# Task directions:
Where a line holds the word "fixed", copy that line.

_____

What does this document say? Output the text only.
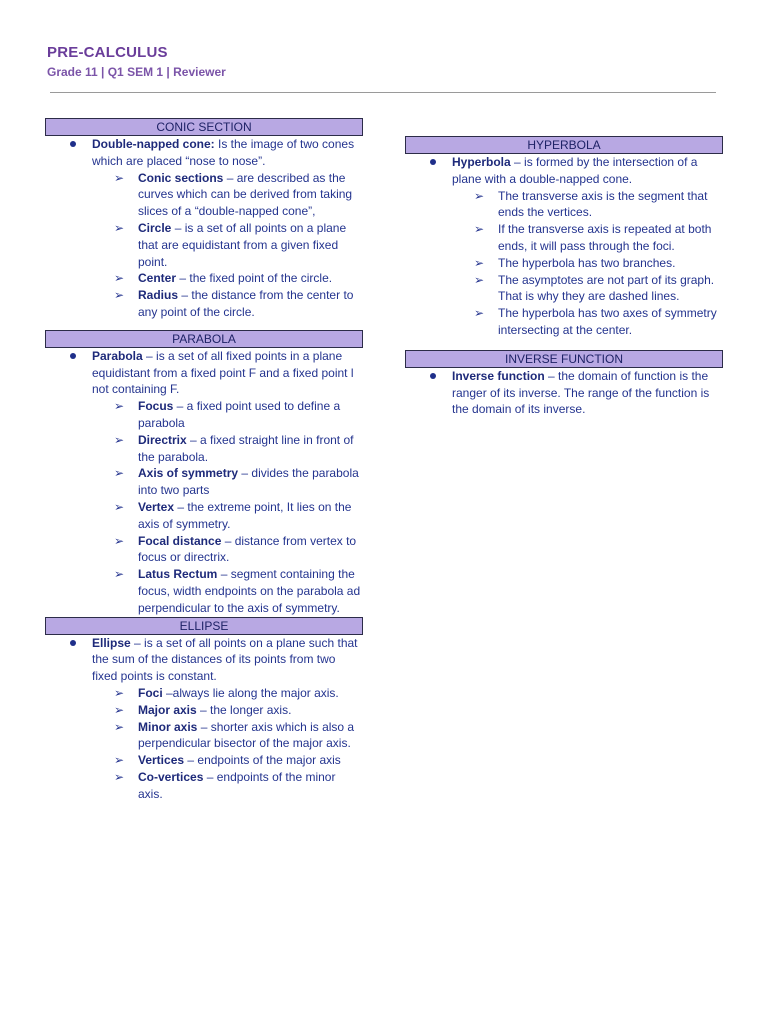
PRE-CALCULUS
Grade 11 | Q1 SEM 1 | Reviewer
CONIC SECTION
Double-napped cone: Is the image of two cones which are placed “nose to nose”.
➢ Conic sections – are described as the curves which can be derived from taking slices of a “double-napped cone”,
➢ Circle – is a set of all points on a plane that are equidistant from a given fixed point.
➢ Center – the fixed point of the circle.
➢ Radius – the distance from the center to any point of the circle.
PARABOLA
Parabola – is a set of all fixed points in a plane equidistant from a fixed point F and a fixed point l not containing F.
➢ Focus – a fixed point used to define a parabola
➢ Directrix – a fixed straight line in front of the parabola.
➢ Axis of symmetry – divides the parabola into two parts
➢ Vertex – the extreme point, It lies on the axis of symmetry.
➢ Focal distance – distance from vertex to focus or directrix.
➢ Latus Rectum – segment containing the focus, width endpoints on the parabola ad perpendicular to the axis of symmetry.
ELLIPSE
Ellipse – is a set of all points on a plane such that the sum of the distances of its points from two fixed points is constant.
➢ Foci –always lie along the major axis.
➢ Major axis – the longer axis.
➢ Minor axis – shorter axis which is also a perpendicular bisector of the major axis.
➢ Vertices – endpoints of the major axis
➢ Co-vertices – endpoints of the minor axis.
HYPERBOLA
Hyperbola – is formed by the intersection of a plane with a double-napped cone.
➢ The transverse axis is the segment that ends the vertices.
➢ If the transverse axis is repeated at both ends, it will pass through the foci.
➢ The hyperbola has two branches.
➢ The asymptotes are not part of its graph. That is why they are dashed lines.
➢ The hyperbola has two axes of symmetry intersecting at the center.
INVERSE FUNCTION
Inverse function – the domain of function is the ranger of its inverse. The range of the function is the domain of its inverse.
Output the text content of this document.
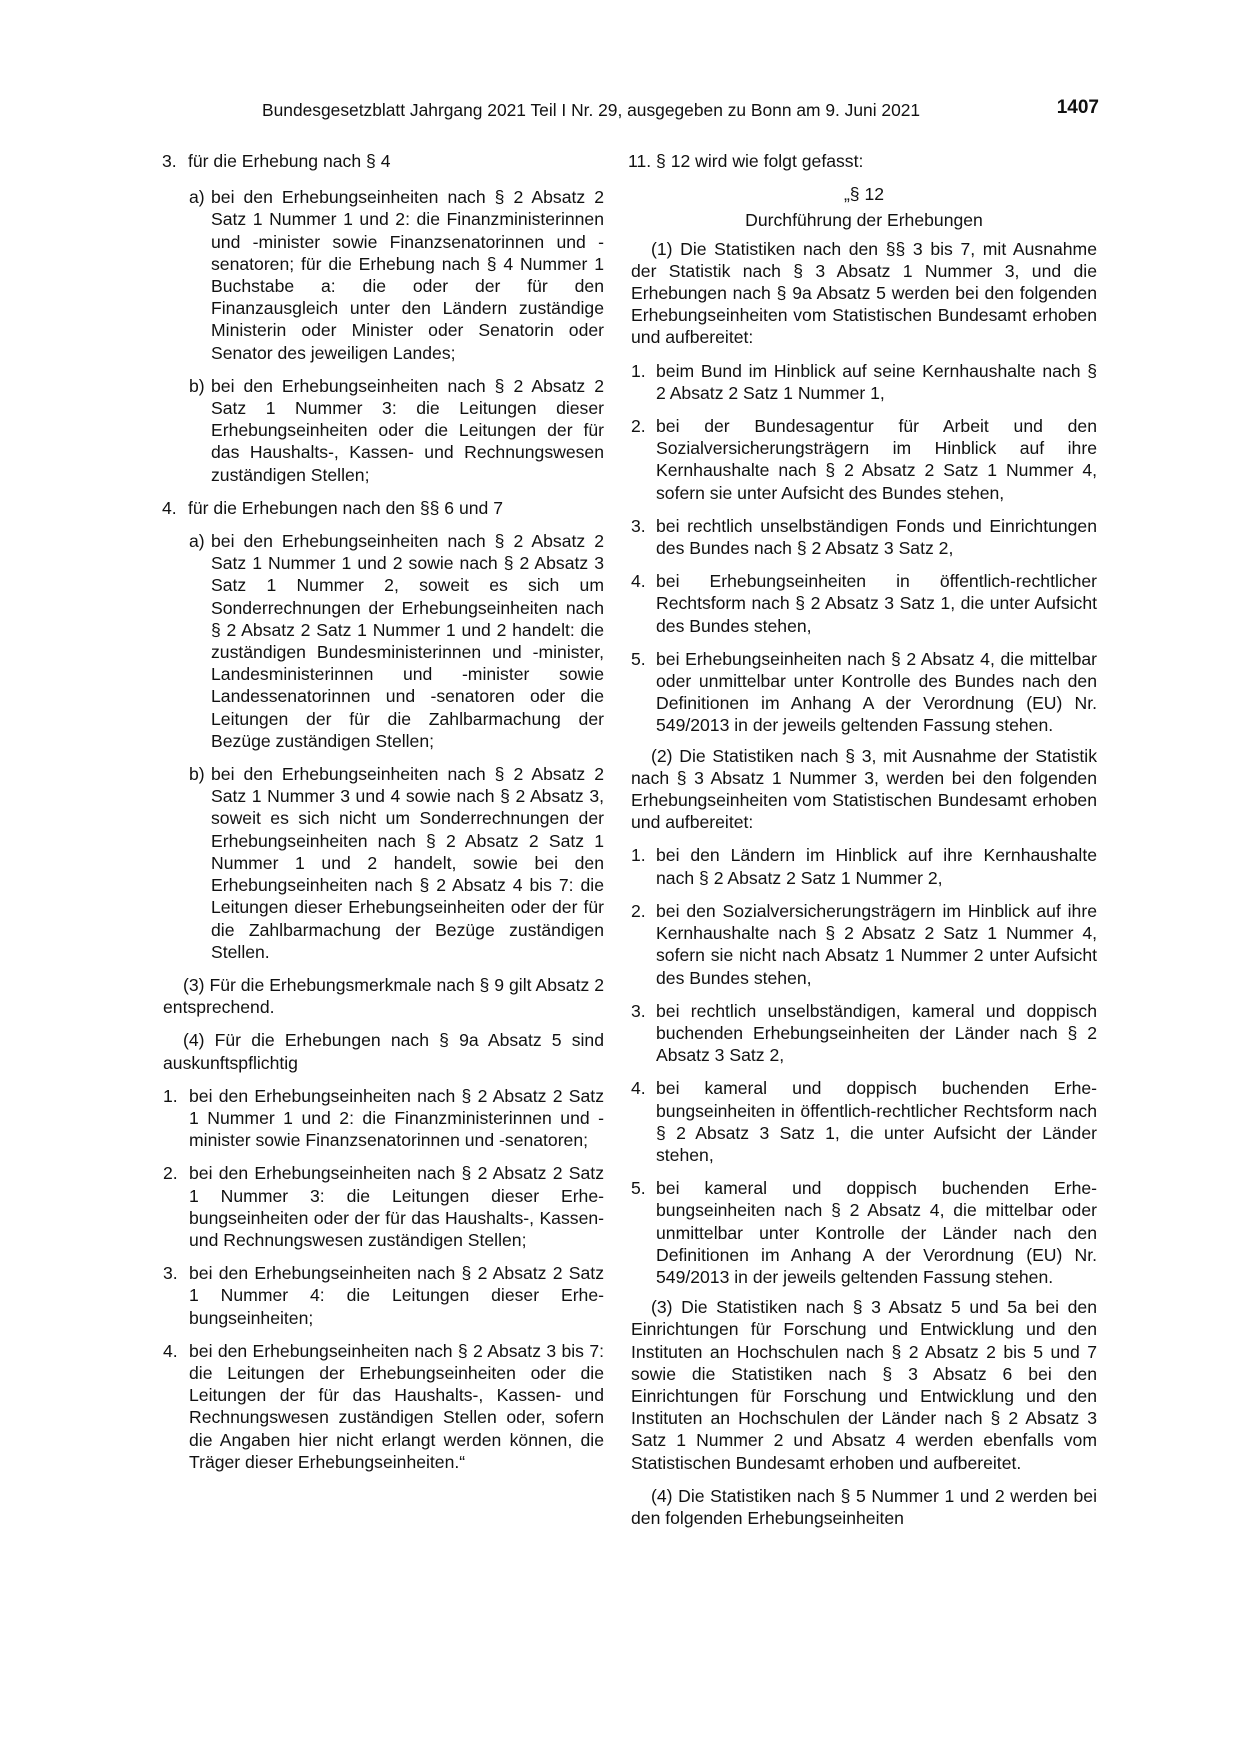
Bundesgesetzblatt Jahrgang 2021 Teil I Nr. 29, ausgegeben zu Bonn am 9. Juni 2021	1407
3. für die Erhebung nach § 4
a) bei den Erhebungseinheiten nach § 2 Absatz 2 Satz 1 Nummer 1 und 2: die Finanzministerinnen und -minister sowie Finanzsenatorinnen und -senatoren; für die Erhebung nach § 4 Nummer 1 Buchstabe a: die oder der für den Finanzausgleich unter den Ländern zuständige Ministerin oder Minister oder Senatorin oder Senator des jeweiligen Landes;
b) bei den Erhebungseinheiten nach § 2 Absatz 2 Satz 1 Nummer 3: die Leitungen dieser Erhebungseinheiten oder die Leitungen der für das Haushalts-, Kassen- und Rechnungswesen zuständigen Stellen;
4. für die Erhebungen nach den §§ 6 und 7
a) bei den Erhebungseinheiten nach § 2 Absatz 2 Satz 1 Nummer 1 und 2 sowie nach § 2 Absatz 3 Satz 1 Nummer 2, soweit es sich um Sonderrechnungen der Erhebungseinheiten nach § 2 Absatz 2 Satz 1 Nummer 1 und 2 handelt: die zuständigen Bundesministerinnen und -minister, Landesministerinnen und -minister sowie Landessenatorinnen und -senatoren oder die Leitungen der für die Zahlbarmachung der Bezüge zuständigen Stellen;
b) bei den Erhebungseinheiten nach § 2 Absatz 2 Satz 1 Nummer 3 und 4 sowie nach § 2 Absatz 3, soweit es sich nicht um Sonderrechnungen der Erhebungseinheiten nach § 2 Absatz 2 Satz 1 Nummer 1 und 2 handelt, sowie bei den Erhebungseinheiten nach § 2 Absatz 4 bis 7: die Leitungen dieser Erhebungseinheiten oder der für die Zahlbarmachung der Bezüge zuständigen Stellen.

(3) Für die Erhebungsmerkmale nach § 9 gilt Absatz 2 entsprechend.

(4) Für die Erhebungen nach § 9a Absatz 5 sind auskunftspflichtig

1. bei den Erhebungseinheiten nach § 2 Absatz 2 Satz 1 Nummer 1 und 2: die Finanzministerinnen und -minister sowie Finanzsenatorinnen und -senatoren;
2. bei den Erhebungseinheiten nach § 2 Absatz 2 Satz 1 Nummer 3: die Leitungen dieser Erhebungseinheiten oder der für das Haushalts-, Kassen- und Rechnungswesen zuständigen Stellen;
3. bei den Erhebungseinheiten nach § 2 Absatz 2 Satz 1 Nummer 4: die Leitungen dieser Erhebungseinheiten;
4. bei den Erhebungseinheiten nach § 2 Absatz 3 bis 7: die Leitungen der Erhebungseinheiten oder die Leitungen der für das Haushalts-, Kassen- und Rechnungswesen zuständigen Stellen oder, sofern die Angaben hier nicht erlangt werden können, die Träger dieser Erhebungseinheiten.“

11. § 12 wird wie folgt gefasst:

„§ 12

Durchführung der Erhebungen

(1) Die Statistiken nach den §§ 3 bis 7, mit Ausnahme der Statistik nach § 3 Absatz 1 Nummer 3, und die Erhebungen nach § 9a Absatz 5 werden bei den folgenden Erhebungseinheiten vom Statistischen Bundesamt erhoben und aufbereitet:

1. beim Bund im Hinblick auf seine Kernhaushalte nach § 2 Absatz 2 Satz 1 Nummer 1,
2. bei der Bundesagentur für Arbeit und den Sozialversicherungsträgern im Hinblick auf ihre Kernhaushalte nach § 2 Absatz 2 Satz 1 Nummer 4, sofern sie unter Aufsicht des Bundes stehen,
3. bei rechtlich unselbständigen Fonds und Einrichtungen des Bundes nach § 2 Absatz 3 Satz 2,
4. bei Erhebungseinheiten in öffentlich-rechtlicher Rechtsform nach § 2 Absatz 3 Satz 1, die unter Aufsicht des Bundes stehen,
5. bei Erhebungseinheiten nach § 2 Absatz 4, die mittelbar oder unmittelbar unter Kontrolle des Bundes nach den Definitionen im Anhang A der Verordnung (EU) Nr. 549/2013 in der jeweils geltenden Fassung stehen.

(2) Die Statistiken nach § 3, mit Ausnahme der Statistik nach § 3 Absatz 1 Nummer 3, werden bei den folgenden Erhebungseinheiten vom Statistischen Bundesamt erhoben und aufbereitet:

1. bei den Ländern im Hinblick auf ihre Kernhaushalte nach § 2 Absatz 2 Satz 1 Nummer 2,
2. bei den Sozialversicherungsträgern im Hinblick auf ihre Kernhaushalte nach § 2 Absatz 2 Satz 1 Nummer 4, sofern sie nicht nach Absatz 1 Nummer 2 unter Aufsicht des Bundes stehen,
3. bei rechtlich unselbständigen, kameral und doppisch buchenden Erhebungseinheiten der Länder nach § 2 Absatz 3 Satz 2,
4. bei kameral und doppisch buchenden Erhebungseinheiten in öffentlich-rechtlicher Rechtsform nach § 2 Absatz 3 Satz 1, die unter Aufsicht der Länder stehen,
5. bei kameral und doppisch buchenden Erhebungseinheiten nach § 2 Absatz 4, die mittelbar oder unmittelbar unter Kontrolle der Länder nach den Definitionen im Anhang A der Verordnung (EU) Nr. 549/2013 in der jeweils geltenden Fassung stehen.

(3) Die Statistiken nach § 3 Absatz 5 und 5a bei den Einrichtungen für Forschung und Entwicklung und den Instituten an Hochschulen nach § 2 Absatz 2 bis 5 und 7 sowie die Statistiken nach § 3 Absatz 6 bei den Einrichtungen für Forschung und Entwicklung und den Instituten an Hochschulen der Länder nach § 2 Absatz 3 Satz 1 Nummer 2 und Absatz 4 werden ebenfalls vom Statistischen Bundesamt erhoben und aufbereitet.

(4) Die Statistiken nach § 5 Nummer 1 und 2 werden bei den folgenden Erhebungseinheiten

_____

# Completed task:
➢ Circle – is a set of all points on a plane that are equidistant from a given fixed point.
➢ Center – the fixed point of the circle.
Parabola – is a set of all fixed points in a plane equidistant from a fixed point F and a fixed point l not containing F.
➢ Focus – a fixed point used to define a parabola
➢ Directrix – a fixed straight line in front of the parabola.
Ellipse – is a set of all points on a plane such that the sum of the distances of its points from two fixed points is constant.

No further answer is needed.